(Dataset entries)
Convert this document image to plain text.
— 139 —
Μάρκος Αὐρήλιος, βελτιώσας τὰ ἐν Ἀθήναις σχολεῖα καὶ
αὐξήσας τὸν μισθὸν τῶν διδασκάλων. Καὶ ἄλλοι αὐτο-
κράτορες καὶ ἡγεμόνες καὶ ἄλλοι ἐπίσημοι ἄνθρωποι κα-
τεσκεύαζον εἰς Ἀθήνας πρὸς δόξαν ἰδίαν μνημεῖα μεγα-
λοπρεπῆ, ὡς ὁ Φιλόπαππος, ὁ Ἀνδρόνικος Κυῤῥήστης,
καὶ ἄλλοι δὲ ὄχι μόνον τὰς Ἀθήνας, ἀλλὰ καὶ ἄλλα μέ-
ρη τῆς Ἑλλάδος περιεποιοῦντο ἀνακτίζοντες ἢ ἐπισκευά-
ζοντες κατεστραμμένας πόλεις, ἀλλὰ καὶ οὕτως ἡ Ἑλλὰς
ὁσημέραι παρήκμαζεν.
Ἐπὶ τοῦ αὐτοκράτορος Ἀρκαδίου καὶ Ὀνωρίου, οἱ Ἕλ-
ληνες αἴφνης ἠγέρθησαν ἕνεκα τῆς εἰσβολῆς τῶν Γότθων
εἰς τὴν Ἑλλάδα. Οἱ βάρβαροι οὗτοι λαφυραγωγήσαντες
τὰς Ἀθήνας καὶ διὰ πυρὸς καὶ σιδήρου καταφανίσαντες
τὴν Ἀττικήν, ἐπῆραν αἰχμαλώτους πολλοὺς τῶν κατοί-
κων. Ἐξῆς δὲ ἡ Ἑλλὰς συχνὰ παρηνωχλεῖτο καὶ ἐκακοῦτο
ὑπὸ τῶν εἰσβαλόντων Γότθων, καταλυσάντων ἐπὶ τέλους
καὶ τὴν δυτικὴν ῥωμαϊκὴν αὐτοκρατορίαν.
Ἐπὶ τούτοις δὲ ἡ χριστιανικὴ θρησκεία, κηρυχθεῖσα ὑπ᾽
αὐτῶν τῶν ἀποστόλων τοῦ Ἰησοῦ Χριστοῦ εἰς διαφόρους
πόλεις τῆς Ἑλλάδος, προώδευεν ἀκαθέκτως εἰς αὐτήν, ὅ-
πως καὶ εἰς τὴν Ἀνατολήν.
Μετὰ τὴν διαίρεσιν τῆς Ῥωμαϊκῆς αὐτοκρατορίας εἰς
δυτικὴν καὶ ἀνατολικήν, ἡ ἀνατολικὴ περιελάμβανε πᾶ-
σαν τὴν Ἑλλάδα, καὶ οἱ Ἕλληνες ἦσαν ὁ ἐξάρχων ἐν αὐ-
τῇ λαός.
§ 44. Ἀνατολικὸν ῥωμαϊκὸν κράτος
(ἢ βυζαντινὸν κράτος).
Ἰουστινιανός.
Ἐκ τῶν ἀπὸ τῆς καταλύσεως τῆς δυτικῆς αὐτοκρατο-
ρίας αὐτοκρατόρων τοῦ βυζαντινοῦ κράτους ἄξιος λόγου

Required task: Take the records above and return them exactly as written.

Answer to the exercise:
Convert this document image to plain text.
— 139 —
Μάρκος Αὐρήλιος, βελτιώσας τὰ ἐν Ἀθήναις σχολεῖα καὶ
αὐξήσας τὸν μισθὸν τῶν διδασκάλων. Καὶ ἄλλοι αὐτο-
κράτορες καὶ ἡγεμόνες καὶ ἄλλοι ἐπίσημοι ἄνθρωποι κα-
τεσκεύαζον εἰς Ἀθήνας πρὸς δόξαν ἰδίαν μνημεῖα μεγα-
λοπρεπῆ, ὡς ὁ Φιλόπαππος, ὁ Ἀνδρόνικος Κυῤῥήστης,
καὶ ἄλλοι δὲ ὄχι μόνον τὰς Ἀθήνας, ἀλλὰ καὶ ἄλλα μέ-
ρη τῆς Ἑλλάδος περιεποιοῦντο ἀνακτίζοντες ἢ ἐπισκευά-
ζοντες κατεστραμμένας πόλεις, ἀλλὰ καὶ οὕτως ἡ Ἑλλὰς
ὁσημέραι παρήκμαζεν.
Ἐπὶ τοῦ αὐτοκράτορος Ἀρκαδίου καὶ Ὀνωρίου, οἱ Ἕλ-
ληνες αἴφνης ἠγέρθησαν ἕνεκα τῆς εἰσβολῆς τῶν Γότθων
εἰς τὴν Ἑλλάδα. Οἱ βάρβαροι οὗτοι λαφυραγωγήσαντες
τὰς Ἀθήνας καὶ διὰ πυρὸς καὶ σιδήρου καταφανίσαντες
τὴν Ἀττικήν, ἐπῆραν αἰχμαλώτους πολλοὺς τῶν κατοί-
κων. Ἐξῆς δὲ ἡ Ἑλλὰς συχνὰ παρηνωχλεῖτο καὶ ἐκακοῦτο
ὑπὸ τῶν εἰσβαλόντων Γότθων, καταλυσάντων ἐπὶ τέλους
καὶ τὴν δυτικὴν ῥωμαϊκὴν αὐτοκρατορίαν.
Ἐπὶ τούτοις δὲ ἡ χριστιανικὴ θρησκεία, κηρυχθεῖσα ὑπ᾽
αὐτῶν τῶν ἀποστόλων τοῦ Ἰησοῦ Χριστοῦ εἰς διαφόρους
πόλεις τῆς Ἑλλάδος, προώδευεν ἀκαθέκτως εἰς αὐτήν, ὅ-
πως καὶ εἰς τὴν Ἀνατολήν.
Μετὰ τὴν διαίρεσιν τῆς Ῥωμαϊκῆς αὐτοκρατορίας εἰς
δυτικὴν καὶ ἀνατολικήν, ἡ ἀνατολικὴ περιελάμβανε πᾶ-
σαν τὴν Ἑλλάδα, καὶ οἱ Ἕλληνες ἦσαν ὁ ἐξάρχων ἐν αὐ-
τῇ λαός.
§ 44. Ἀνατολικὸν ῥωμαϊκὸν κράτος
(ἢ βυζαντινὸν κράτος).
Ἰουστινιανός.
Ἐκ τῶν ἀπὸ τῆς καταλύσεως τῆς δυτικῆς αὐτοκρατο-
ρίας αὐτοκρατόρων τοῦ βυζαντινοῦ κράτους ἄξιος λόγου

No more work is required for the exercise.